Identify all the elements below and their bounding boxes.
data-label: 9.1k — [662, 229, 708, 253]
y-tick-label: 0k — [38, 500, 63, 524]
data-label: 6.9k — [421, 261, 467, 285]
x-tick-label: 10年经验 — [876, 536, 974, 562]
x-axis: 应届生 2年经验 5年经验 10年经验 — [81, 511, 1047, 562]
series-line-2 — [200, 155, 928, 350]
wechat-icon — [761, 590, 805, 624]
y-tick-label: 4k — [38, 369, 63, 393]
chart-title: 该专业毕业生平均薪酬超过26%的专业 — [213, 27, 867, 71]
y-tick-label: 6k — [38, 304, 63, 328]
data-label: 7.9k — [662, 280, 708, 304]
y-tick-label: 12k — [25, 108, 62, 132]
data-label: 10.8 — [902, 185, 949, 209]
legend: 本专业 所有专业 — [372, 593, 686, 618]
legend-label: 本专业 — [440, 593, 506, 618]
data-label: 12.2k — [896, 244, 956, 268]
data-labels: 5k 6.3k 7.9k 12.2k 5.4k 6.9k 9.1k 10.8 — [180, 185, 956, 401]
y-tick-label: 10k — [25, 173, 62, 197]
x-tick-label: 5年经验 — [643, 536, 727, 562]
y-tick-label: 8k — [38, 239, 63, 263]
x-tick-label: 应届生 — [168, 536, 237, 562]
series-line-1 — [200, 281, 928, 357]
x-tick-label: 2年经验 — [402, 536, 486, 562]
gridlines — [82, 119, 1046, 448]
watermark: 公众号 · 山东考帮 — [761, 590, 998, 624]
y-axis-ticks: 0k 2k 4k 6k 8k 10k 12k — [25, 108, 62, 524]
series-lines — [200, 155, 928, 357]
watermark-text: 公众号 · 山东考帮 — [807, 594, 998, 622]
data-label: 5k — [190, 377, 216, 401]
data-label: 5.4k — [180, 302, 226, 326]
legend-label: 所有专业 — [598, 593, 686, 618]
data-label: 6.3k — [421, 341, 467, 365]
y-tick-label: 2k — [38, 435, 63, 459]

Given exercise:
Reproduce the data above in full, substituting "category-label" for every occurrence of "x-tick-label" and leaving all other text unchanged.

Exercise response:
Identify all the elements below and their bounding boxes.
data-label: 9.1k — [662, 229, 708, 253]
y-tick-label: 0k — [38, 500, 63, 524]
data-label: 6.9k — [421, 261, 467, 285]
category-label: 10年经验 — [876, 536, 974, 562]
x-axis: 应届生 2年经验 5年经验 10年经验 — [81, 511, 1047, 562]
series-line-2 — [200, 155, 928, 350]
wechat-icon — [761, 590, 805, 624]
y-tick-label: 4k — [38, 369, 63, 393]
chart-title: 该专业毕业生平均薪酬超过26%的专业 — [213, 27, 867, 71]
y-tick-label: 6k — [38, 304, 63, 328]
data-label: 7.9k — [662, 280, 708, 304]
y-tick-label: 12k — [25, 108, 62, 132]
data-label: 10.8 — [902, 185, 949, 209]
legend: 本专业 所有专业 — [372, 593, 686, 618]
legend-label: 本专业 — [440, 593, 506, 618]
data-label: 12.2k — [896, 244, 956, 268]
data-labels: 5k 6.3k 7.9k 12.2k 5.4k 6.9k 9.1k 10.8 — [180, 185, 956, 401]
y-tick-label: 10k — [25, 173, 62, 197]
category-label: 5年经验 — [643, 536, 727, 562]
y-tick-label: 8k — [38, 239, 63, 263]
category-label: 应届生 — [168, 536, 237, 562]
series-line-1 — [200, 281, 928, 357]
category-label: 2年经验 — [402, 536, 486, 562]
gridlines — [82, 119, 1046, 448]
watermark: 公众号 · 山东考帮 — [761, 590, 998, 624]
y-axis-ticks: 0k 2k 4k 6k 8k 10k 12k — [25, 108, 62, 524]
series-lines — [200, 155, 928, 357]
watermark-text: 公众号 · 山东考帮 — [807, 594, 998, 622]
data-label: 5k — [190, 377, 216, 401]
data-label: 5.4k — [180, 302, 226, 326]
legend-label: 所有专业 — [598, 593, 686, 618]
data-label: 6.3k — [421, 341, 467, 365]
y-tick-label: 2k — [38, 435, 63, 459]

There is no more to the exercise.